STATED EXERCISE:
Restate the entries word for word, omitting nothing.

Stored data

• • • • • • •

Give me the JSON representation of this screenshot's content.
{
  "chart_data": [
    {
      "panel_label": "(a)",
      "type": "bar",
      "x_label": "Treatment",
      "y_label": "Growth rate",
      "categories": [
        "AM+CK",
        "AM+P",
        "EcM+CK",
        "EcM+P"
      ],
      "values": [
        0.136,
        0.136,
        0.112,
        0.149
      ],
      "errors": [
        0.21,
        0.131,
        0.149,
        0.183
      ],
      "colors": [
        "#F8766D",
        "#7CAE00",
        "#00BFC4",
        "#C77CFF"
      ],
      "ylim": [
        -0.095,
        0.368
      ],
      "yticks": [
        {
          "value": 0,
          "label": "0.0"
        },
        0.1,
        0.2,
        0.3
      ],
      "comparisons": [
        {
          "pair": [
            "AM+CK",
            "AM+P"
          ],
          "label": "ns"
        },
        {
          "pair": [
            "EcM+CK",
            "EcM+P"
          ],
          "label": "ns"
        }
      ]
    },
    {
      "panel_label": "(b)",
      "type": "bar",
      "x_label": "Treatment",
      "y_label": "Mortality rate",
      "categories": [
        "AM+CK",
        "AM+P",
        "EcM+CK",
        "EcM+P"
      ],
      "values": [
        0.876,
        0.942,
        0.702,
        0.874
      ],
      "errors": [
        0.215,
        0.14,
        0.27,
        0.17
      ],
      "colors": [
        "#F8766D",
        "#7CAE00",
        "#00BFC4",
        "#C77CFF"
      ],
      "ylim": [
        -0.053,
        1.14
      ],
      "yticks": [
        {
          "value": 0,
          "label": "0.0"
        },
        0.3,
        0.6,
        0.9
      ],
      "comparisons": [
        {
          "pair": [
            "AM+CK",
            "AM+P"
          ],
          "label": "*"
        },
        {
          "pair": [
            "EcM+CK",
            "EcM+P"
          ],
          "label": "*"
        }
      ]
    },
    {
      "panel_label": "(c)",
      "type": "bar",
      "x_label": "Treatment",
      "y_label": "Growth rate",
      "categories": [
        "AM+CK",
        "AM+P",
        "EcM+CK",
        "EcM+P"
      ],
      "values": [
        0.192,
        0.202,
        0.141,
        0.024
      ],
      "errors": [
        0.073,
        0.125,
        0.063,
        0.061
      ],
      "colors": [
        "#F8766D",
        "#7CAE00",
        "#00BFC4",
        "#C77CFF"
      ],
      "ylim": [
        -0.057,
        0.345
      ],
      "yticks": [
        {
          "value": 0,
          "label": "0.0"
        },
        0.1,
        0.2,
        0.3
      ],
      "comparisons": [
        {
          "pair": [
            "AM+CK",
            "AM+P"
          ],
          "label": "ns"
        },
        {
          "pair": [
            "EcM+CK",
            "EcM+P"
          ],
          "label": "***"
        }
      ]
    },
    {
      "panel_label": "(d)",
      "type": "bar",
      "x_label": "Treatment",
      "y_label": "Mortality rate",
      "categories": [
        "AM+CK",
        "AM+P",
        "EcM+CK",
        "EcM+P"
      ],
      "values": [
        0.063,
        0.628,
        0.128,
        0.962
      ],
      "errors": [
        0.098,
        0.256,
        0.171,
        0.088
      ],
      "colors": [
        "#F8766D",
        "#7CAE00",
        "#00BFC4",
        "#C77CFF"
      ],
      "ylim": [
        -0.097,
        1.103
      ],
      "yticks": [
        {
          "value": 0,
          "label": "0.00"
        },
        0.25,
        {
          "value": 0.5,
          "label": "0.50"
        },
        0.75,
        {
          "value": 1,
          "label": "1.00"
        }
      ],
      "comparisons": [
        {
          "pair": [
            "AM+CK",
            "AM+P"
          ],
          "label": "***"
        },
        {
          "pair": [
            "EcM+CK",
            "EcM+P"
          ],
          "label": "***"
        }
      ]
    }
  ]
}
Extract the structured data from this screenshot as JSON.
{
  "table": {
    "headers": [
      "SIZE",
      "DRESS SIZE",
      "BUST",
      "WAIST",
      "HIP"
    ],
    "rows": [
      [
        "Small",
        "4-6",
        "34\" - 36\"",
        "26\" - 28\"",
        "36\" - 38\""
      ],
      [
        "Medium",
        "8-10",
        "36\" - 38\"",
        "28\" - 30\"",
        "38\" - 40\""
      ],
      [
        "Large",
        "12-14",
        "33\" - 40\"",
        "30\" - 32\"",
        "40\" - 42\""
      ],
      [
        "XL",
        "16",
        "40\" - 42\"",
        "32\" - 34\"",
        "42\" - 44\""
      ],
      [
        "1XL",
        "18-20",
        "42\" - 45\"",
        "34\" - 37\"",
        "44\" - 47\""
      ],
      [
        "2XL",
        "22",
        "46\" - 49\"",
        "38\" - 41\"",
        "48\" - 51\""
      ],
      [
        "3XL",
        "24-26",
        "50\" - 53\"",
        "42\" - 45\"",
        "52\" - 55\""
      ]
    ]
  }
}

• • • • • • •

RESULT:
Give me the JSON representation of this screenshot's content.
{
  "chart_data": [
    {
      "panel_label": "(a)",
      "type": "bar",
      "x_label": "Treatment",
      "y_label": "Growth rate",
      "categories": [
        "AM+CK",
        "AM+P",
        "EcM+CK",
        "EcM+P"
      ],
      "values": [
        0.136,
        0.136,
        0.112,
        0.149
      ],
      "errors": [
        0.21,
        0.131,
        0.149,
        0.183
      ],
      "colors": [
        "#F8766D",
        "#7CAE00",
        "#00BFC4",
        "#C77CFF"
      ],
      "ylim": [
        -0.095,
        0.368
      ],
      "yticks": [
        {
          "value": 0,
          "label": "0.0"
        },
        0.1,
        0.2,
        0.3
      ],
      "comparisons": [
        {
          "pair": [
            "AM+CK",
            "AM+P"
          ],
          "label": "ns"
        },
        {
          "pair": [
            "EcM+CK",
            "EcM+P"
          ],
          "label": "ns"
        }
      ]
    },
    {
      "panel_label": "(b)",
      "type": "bar",
      "x_label": "Treatment",
      "y_label": "Mortality rate",
      "categories": [
        "AM+CK",
        "AM+P",
        "EcM+CK",
        "EcM+P"
      ],
      "values": [
        0.876,
        0.942,
        0.702,
        0.874
      ],
      "errors": [
        0.215,
        0.14,
        0.27,
        0.17
      ],
      "colors": [
        "#F8766D",
        "#7CAE00",
        "#00BFC4",
        "#C77CFF"
      ],
      "ylim": [
        -0.053,
        1.14
      ],
      "yticks": [
        {
          "value": 0,
          "label": "0.0"
        },
        0.3,
        0.6,
        0.9
      ],
      "comparisons": [
        {
          "pair": [
            "AM+CK",
            "AM+P"
          ],
          "label": "*"
        },
        {
          "pair": [
            "EcM+CK",
            "EcM+P"
          ],
          "label": "*"
        }
      ]
    },
    {
      "panel_label": "(c)",
      "type": "bar",
      "x_label": "Treatment",
      "y_label": "Growth rate",
      "categories": [
        "AM+CK",
        "AM+P",
        "EcM+CK",
        "EcM+P"
      ],
      "values": [
        0.192,
        0.202,
        0.141,
        0.024
      ],
      "errors": [
        0.073,
        0.125,
        0.063,
        0.061
      ],
      "colors": [
        "#F8766D",
        "#7CAE00",
        "#00BFC4",
        "#C77CFF"
      ],
      "ylim": [
        -0.057,
        0.345
      ],
      "yticks": [
        {
          "value": 0,
          "label": "0.0"
        },
        0.1,
        0.2,
        0.3
      ],
      "comparisons": [
        {
          "pair": [
            "AM+CK",
            "AM+P"
          ],
          "label": "ns"
        },
        {
          "pair": [
            "EcM+CK",
            "EcM+P"
          ],
          "label": "***"
        }
      ]
    },
    {
      "panel_label": "(d)",
      "type": "bar",
      "x_label": "Treatment",
      "y_label": "Mortality rate",
      "categories": [
        "AM+CK",
        "AM+P",
        "EcM+CK",
        "EcM+P"
      ],
      "values": [
        0.063,
        0.628,
        0.128,
        0.962
      ],
      "errors": [
        0.098,
        0.256,
        0.171,
        0.088
      ],
      "colors": [
        "#F8766D",
        "#7CAE00",
        "#00BFC4",
        "#C77CFF"
      ],
      "ylim": [
        -0.097,
        1.103
      ],
      "yticks": [
        {
          "value": 0,
          "label": "0.00"
        },
        0.25,
        {
          "value": 0.5,
          "label": "0.50"
        },
        0.75,
        {
          "value": 1,
          "label": "1.00"
        }
      ],
      "comparisons": [
        {
          "pair": [
            "AM+CK",
            "AM+P"
          ],
          "label": "***"
        },
        {
          "pair": [
            "EcM+CK",
            "EcM+P"
          ],
          "label": "***"
        }
      ]
    }
  ]
}
Extract the structured data from this screenshot as JSON.
{
  "table": {
    "headers": [
      "SIZE",
      "DRESS SIZE",
      "BUST",
      "WAIST",
      "HIP"
    ],
    "rows": [
      [
        "Small",
        "4-6",
        "34\" - 36\"",
        "26\" - 28\"",
        "36\" - 38\""
      ],
      [
        "Medium",
        "8-10",
        "36\" - 38\"",
        "28\" - 30\"",
        "38\" - 40\""
      ],
      [
        "Large",
        "12-14",
        "33\" - 40\"",
        "30\" - 32\"",
        "40\" - 42\""
      ],
      [
        "XL",
        "16",
        "40\" - 42\"",
        "32\" - 34\"",
        "42\" - 44\""
      ],
      [
        "1XL",
        "18-20",
        "42\" - 45\"",
        "34\" - 37\"",
        "44\" - 47\""
      ],
      [
        "2XL",
        "22",
        "46\" - 49\"",
        "38\" - 41\"",
        "48\" - 51\""
      ],
      [
        "3XL",
        "24-26",
        "50\" - 53\"",
        "42\" - 45\"",
        "52\" - 55\""
      ]
    ]
  }
}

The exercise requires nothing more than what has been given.